BEGIN DATA TO USE

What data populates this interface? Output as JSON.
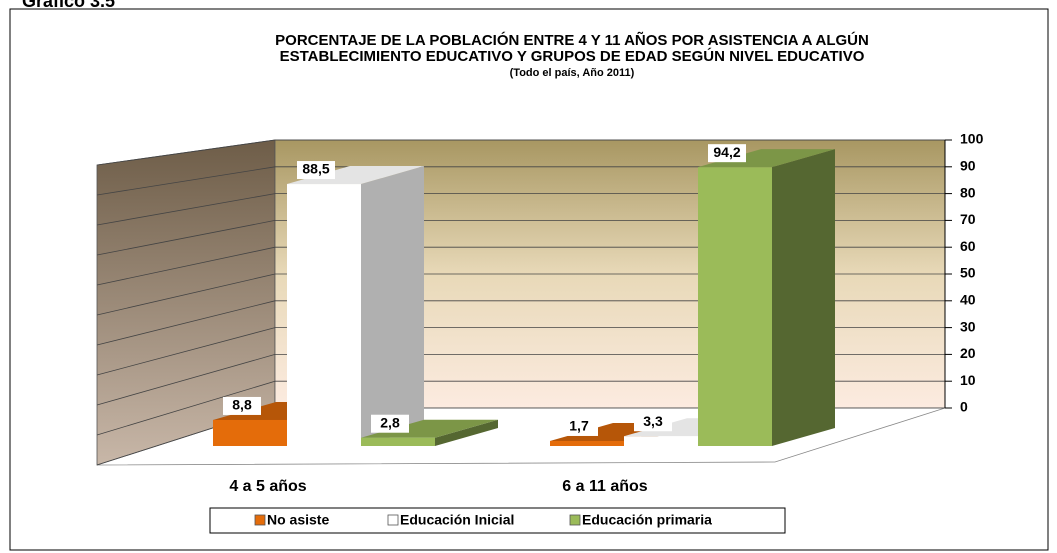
{
  "caption": "Gráfico 3.5",
  "chart_data": {
    "type": "bar3d",
    "title": [
      "PORCENTAJE DE LA POBLACIÓN ENTRE 4 Y 11 AÑOS POR ASISTENCIA A ALGÚN",
      "ESTABLECIMIENTO EDUCATIVO Y GRUPOS DE EDAD SEGÚN NIVEL EDUCATIVO"
    ],
    "subtitle": "(Todo el país, Año 2011)",
    "categories": [
      "4 a 5 años",
      "6 a 11 años"
    ],
    "series": [
      {
        "name": "No asiste",
        "color": "#e46c0a",
        "values": [
          8.8,
          1.7
        ],
        "value_labels": [
          "8,8",
          "1,7"
        ]
      },
      {
        "name": "Educación Inicial",
        "color": "#ffffff",
        "values": [
          88.5,
          3.3
        ],
        "value_labels": [
          "88,5",
          "3,3"
        ]
      },
      {
        "name": "Educación primaria",
        "color": "#9bbb59",
        "values": [
          2.8,
          94.2
        ],
        "value_labels": [
          "2,8",
          "94,2"
        ]
      }
    ],
    "ylim": [
      0,
      100
    ],
    "yticks": [
      0,
      10,
      20,
      30,
      40,
      50,
      60,
      70,
      80,
      90,
      100
    ],
    "grid": true,
    "legend": "bottom"
  }
}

END DATA TO USE

## TASK DIRECTIONS
Print all the records again exactly; do not include any picture.

## EXERCISE RESULT
What data populates this interface? Output as JSON.
{
  "caption": "Gráfico 3.5",
  "chart_data": {
    "type": "bar3d",
    "title": [
      "PORCENTAJE DE LA POBLACIÓN ENTRE 4 Y 11 AÑOS POR ASISTENCIA A ALGÚN",
      "ESTABLECIMIENTO EDUCATIVO Y GRUPOS DE EDAD SEGÚN NIVEL EDUCATIVO"
    ],
    "subtitle": "(Todo el país, Año 2011)",
    "categories": [
      "4 a 5 años",
      "6 a 11 años"
    ],
    "series": [
      {
        "name": "No asiste",
        "color": "#e46c0a",
        "values": [
          8.8,
          1.7
        ],
        "value_labels": [
          "8,8",
          "1,7"
        ]
      },
      {
        "name": "Educación Inicial",
        "color": "#ffffff",
        "values": [
          88.5,
          3.3
        ],
        "value_labels": [
          "88,5",
          "3,3"
        ]
      },
      {
        "name": "Educación primaria",
        "color": "#9bbb59",
        "values": [
          2.8,
          94.2
        ],
        "value_labels": [
          "2,8",
          "94,2"
        ]
      }
    ],
    "ylim": [
      0,
      100
    ],
    "yticks": [
      0,
      10,
      20,
      30,
      40,
      50,
      60,
      70,
      80,
      90,
      100
    ],
    "grid": true,
    "legend": "bottom"
  }
}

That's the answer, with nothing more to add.